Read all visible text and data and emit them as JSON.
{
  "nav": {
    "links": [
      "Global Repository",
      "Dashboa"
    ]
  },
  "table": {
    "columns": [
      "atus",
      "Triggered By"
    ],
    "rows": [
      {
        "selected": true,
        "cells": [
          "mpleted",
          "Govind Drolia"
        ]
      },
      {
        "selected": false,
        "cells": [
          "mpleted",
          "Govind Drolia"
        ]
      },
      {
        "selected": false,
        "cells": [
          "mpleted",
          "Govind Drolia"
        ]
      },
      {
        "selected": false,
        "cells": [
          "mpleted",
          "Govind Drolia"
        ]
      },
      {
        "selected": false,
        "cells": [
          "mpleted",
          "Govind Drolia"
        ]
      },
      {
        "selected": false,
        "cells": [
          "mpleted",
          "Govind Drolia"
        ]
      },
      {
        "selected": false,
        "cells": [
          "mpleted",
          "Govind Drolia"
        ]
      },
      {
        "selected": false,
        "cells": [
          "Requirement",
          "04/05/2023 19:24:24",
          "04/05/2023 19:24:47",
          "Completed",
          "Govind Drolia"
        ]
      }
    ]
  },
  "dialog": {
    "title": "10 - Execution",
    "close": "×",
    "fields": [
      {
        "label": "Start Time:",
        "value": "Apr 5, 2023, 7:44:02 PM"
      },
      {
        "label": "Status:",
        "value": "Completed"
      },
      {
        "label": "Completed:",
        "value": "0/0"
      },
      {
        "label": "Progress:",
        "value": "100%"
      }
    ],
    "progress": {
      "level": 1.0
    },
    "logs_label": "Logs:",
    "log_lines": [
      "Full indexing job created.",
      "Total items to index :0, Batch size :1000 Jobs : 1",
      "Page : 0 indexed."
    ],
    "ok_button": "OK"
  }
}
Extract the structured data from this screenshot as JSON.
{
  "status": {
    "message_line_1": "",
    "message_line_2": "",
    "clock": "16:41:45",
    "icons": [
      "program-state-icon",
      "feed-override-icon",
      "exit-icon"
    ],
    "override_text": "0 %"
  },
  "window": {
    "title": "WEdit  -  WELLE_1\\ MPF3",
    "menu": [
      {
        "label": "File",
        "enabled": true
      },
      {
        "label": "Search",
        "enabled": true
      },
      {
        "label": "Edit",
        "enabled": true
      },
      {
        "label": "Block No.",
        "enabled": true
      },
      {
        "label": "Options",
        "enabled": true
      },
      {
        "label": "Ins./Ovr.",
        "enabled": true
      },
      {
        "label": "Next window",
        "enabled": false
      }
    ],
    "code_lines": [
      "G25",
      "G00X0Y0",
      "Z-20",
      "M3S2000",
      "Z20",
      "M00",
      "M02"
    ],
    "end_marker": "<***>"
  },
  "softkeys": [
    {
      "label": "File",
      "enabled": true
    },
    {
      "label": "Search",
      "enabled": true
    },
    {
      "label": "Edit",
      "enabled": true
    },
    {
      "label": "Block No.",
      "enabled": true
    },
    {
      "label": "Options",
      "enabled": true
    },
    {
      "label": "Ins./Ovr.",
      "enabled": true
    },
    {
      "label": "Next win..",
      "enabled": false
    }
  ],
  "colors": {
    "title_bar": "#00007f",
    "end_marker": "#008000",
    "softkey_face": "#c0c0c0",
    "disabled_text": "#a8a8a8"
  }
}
○ ○ ○ ○
◆ TO DO ◆
Would you copy out each line exactly as written?

◆ EXERCISE ANSWER ◆
Read all visible text and data and emit them as JSON.
{
  "nav": {
    "links": [
      "Global Repository",
      "Dashboa"
    ]
  },
  "table": {
    "columns": [
      "atus",
      "Triggered By"
    ],
    "rows": [
      {
        "selected": true,
        "cells": [
          "mpleted",
          "Govind Drolia"
        ]
      },
      {
        "selected": false,
        "cells": [
          "mpleted",
          "Govind Drolia"
        ]
      },
      {
        "selected": false,
        "cells": [
          "mpleted",
          "Govind Drolia"
        ]
      },
      {
        "selected": false,
        "cells": [
          "mpleted",
          "Govind Drolia"
        ]
      },
      {
        "selected": false,
        "cells": [
          "mpleted",
          "Govind Drolia"
        ]
      },
      {
        "selected": false,
        "cells": [
          "mpleted",
          "Govind Drolia"
        ]
      },
      {
        "selected": false,
        "cells": [
          "mpleted",
          "Govind Drolia"
        ]
      },
      {
        "selected": false,
        "cells": [
          "Requirement",
          "04/05/2023 19:24:24",
          "04/05/2023 19:24:47",
          "Completed",
          "Govind Drolia"
        ]
      }
    ]
  },
  "dialog": {
    "title": "10 - Execution",
    "close": "×",
    "fields": [
      {
        "label": "Start Time:",
        "value": "Apr 5, 2023, 7:44:02 PM"
      },
      {
        "label": "Status:",
        "value": "Completed"
      },
      {
        "label": "Completed:",
        "value": "0/0"
      },
      {
        "label": "Progress:",
        "value": "100%"
      }
    ],
    "progress": {
      "level": 1.0
    },
    "logs_label": "Logs:",
    "log_lines": [
      "Full indexing job created.",
      "Total items to index :0, Batch size :1000 Jobs : 1",
      "Page : 0 indexed."
    ],
    "ok_button": "OK"
  }
}
Extract the structured data from this screenshot as JSON.
{
  "status": {
    "message_line_1": "",
    "message_line_2": "",
    "clock": "16:41:45",
    "icons": [
      "program-state-icon",
      "feed-override-icon",
      "exit-icon"
    ],
    "override_text": "0 %"
  },
  "window": {
    "title": "WEdit  -  WELLE_1\\ MPF3",
    "menu": [
      {
        "label": "File",
        "enabled": true
      },
      {
        "label": "Search",
        "enabled": true
      },
      {
        "label": "Edit",
        "enabled": true
      },
      {
        "label": "Block No.",
        "enabled": true
      },
      {
        "label": "Options",
        "enabled": true
      },
      {
        "label": "Ins./Ovr.",
        "enabled": true
      },
      {
        "label": "Next window",
        "enabled": false
      }
    ],
    "code_lines": [
      "G25",
      "G00X0Y0",
      "Z-20",
      "M3S2000",
      "Z20",
      "M00",
      "M02"
    ],
    "end_marker": "<***>"
  },
  "softkeys": [
    {
      "label": "File",
      "enabled": true
    },
    {
      "label": "Search",
      "enabled": true
    },
    {
      "label": "Edit",
      "enabled": true
    },
    {
      "label": "Block No.",
      "enabled": true
    },
    {
      "label": "Options",
      "enabled": true
    },
    {
      "label": "Ins./Ovr.",
      "enabled": true
    },
    {
      "label": "Next win..",
      "enabled": false
    }
  ],
  "colors": {
    "title_bar": "#00007f",
    "end_marker": "#008000",
    "softkey_face": "#c0c0c0",
    "disabled_text": "#a8a8a8"
  }
}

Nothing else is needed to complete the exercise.